## Data listing

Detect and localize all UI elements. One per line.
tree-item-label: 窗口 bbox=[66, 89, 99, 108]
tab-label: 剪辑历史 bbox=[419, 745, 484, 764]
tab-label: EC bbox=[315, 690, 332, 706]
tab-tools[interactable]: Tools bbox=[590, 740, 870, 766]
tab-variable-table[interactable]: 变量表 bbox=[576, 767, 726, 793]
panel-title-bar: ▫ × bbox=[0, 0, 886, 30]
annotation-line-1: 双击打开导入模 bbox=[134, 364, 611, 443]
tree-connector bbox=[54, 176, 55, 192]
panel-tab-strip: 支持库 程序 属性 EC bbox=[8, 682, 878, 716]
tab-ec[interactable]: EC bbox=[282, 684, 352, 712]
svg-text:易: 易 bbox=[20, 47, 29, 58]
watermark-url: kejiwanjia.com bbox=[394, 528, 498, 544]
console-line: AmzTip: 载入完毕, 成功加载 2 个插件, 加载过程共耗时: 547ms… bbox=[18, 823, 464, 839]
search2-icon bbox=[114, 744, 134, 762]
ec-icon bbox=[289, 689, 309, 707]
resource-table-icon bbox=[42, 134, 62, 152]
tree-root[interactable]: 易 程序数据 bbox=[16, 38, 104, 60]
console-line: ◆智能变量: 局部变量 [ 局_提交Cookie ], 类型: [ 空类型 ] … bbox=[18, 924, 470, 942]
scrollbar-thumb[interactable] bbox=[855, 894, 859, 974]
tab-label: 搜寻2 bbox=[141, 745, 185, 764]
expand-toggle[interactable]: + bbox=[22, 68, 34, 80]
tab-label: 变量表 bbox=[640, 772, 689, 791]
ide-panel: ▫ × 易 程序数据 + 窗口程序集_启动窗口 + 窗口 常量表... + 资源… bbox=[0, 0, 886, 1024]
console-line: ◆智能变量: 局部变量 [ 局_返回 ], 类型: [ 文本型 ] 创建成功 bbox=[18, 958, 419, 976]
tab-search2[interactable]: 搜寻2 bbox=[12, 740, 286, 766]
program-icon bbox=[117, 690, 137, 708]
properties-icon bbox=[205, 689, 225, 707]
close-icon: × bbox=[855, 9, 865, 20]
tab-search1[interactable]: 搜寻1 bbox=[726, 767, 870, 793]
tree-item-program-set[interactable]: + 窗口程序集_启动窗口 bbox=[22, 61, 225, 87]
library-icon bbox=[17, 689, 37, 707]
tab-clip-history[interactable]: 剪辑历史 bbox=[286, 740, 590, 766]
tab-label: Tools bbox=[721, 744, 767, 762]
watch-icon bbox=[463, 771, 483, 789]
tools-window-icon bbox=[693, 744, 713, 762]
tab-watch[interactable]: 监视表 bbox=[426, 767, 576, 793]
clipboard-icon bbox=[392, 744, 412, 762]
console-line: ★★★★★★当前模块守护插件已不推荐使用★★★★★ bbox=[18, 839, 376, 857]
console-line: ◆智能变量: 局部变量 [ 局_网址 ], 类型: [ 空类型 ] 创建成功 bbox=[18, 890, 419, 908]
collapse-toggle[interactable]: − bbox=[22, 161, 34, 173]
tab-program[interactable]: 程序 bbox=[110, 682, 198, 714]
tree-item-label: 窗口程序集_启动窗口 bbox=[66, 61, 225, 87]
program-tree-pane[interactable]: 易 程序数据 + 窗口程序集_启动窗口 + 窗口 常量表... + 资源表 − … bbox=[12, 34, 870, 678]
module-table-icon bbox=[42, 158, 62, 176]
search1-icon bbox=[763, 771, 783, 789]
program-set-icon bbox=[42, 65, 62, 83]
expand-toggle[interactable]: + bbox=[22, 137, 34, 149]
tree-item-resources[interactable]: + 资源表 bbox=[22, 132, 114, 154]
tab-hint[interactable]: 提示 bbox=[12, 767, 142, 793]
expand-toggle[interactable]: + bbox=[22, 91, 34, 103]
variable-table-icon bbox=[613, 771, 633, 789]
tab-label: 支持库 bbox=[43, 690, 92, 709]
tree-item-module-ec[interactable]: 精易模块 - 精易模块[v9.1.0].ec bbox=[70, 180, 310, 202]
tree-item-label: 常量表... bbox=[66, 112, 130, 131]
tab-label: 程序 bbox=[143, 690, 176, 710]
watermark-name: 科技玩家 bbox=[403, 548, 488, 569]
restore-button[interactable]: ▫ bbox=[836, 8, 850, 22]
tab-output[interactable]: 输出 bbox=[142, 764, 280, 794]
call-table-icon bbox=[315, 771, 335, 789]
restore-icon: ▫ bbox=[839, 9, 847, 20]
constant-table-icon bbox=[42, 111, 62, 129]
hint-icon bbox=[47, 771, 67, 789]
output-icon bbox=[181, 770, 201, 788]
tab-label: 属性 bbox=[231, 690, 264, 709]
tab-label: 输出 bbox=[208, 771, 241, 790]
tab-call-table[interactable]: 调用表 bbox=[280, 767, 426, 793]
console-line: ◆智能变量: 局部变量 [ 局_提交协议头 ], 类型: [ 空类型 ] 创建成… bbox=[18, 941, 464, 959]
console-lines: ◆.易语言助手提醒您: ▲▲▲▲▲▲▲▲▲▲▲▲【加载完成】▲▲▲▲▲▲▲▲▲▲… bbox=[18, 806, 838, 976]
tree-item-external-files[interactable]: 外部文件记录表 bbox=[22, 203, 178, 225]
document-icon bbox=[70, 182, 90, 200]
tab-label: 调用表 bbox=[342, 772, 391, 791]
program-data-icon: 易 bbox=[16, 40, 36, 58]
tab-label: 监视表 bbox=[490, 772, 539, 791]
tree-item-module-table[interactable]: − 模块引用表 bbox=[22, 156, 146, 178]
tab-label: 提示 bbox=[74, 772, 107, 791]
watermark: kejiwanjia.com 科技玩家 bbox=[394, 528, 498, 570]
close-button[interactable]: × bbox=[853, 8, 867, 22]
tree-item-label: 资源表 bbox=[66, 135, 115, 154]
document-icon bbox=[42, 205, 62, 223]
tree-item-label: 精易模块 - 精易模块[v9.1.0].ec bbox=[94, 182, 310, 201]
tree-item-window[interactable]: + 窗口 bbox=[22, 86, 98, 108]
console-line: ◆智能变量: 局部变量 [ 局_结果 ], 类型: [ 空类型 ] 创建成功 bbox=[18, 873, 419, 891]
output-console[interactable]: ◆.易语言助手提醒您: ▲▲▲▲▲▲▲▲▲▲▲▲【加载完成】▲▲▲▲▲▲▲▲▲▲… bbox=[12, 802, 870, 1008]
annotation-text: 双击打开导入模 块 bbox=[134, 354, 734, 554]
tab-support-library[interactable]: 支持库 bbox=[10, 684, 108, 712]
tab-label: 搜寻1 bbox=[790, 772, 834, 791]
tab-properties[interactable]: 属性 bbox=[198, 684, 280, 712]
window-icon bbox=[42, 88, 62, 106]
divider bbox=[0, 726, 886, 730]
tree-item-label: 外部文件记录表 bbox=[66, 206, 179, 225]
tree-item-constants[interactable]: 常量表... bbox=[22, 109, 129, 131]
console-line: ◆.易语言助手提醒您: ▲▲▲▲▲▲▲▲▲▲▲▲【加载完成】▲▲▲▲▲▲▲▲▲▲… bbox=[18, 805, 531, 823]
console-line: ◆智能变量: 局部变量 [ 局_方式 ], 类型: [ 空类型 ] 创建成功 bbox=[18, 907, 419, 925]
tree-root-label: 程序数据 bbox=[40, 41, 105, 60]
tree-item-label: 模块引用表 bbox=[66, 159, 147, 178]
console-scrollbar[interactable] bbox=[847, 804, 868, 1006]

## Brief
Copy out, character for character, the records from their first line through the line that contains "panel-tab-strip: 支持库 程序", including both of those lines.

## Reply
Detect and localize all UI elements. One per line.
tree-item-label: 窗口 bbox=[66, 89, 99, 108]
tab-label: 剪辑历史 bbox=[419, 745, 484, 764]
tab-label: EC bbox=[315, 690, 332, 706]
tab-tools[interactable]: Tools bbox=[590, 740, 870, 766]
tab-variable-table[interactable]: 变量表 bbox=[576, 767, 726, 793]
panel-title-bar: ▫ × bbox=[0, 0, 886, 30]
annotation-line-1: 双击打开导入模 bbox=[134, 364, 611, 443]
tree-connector bbox=[54, 176, 55, 192]
panel-tab-strip: 支持库 程序 属性 EC bbox=[8, 682, 878, 716]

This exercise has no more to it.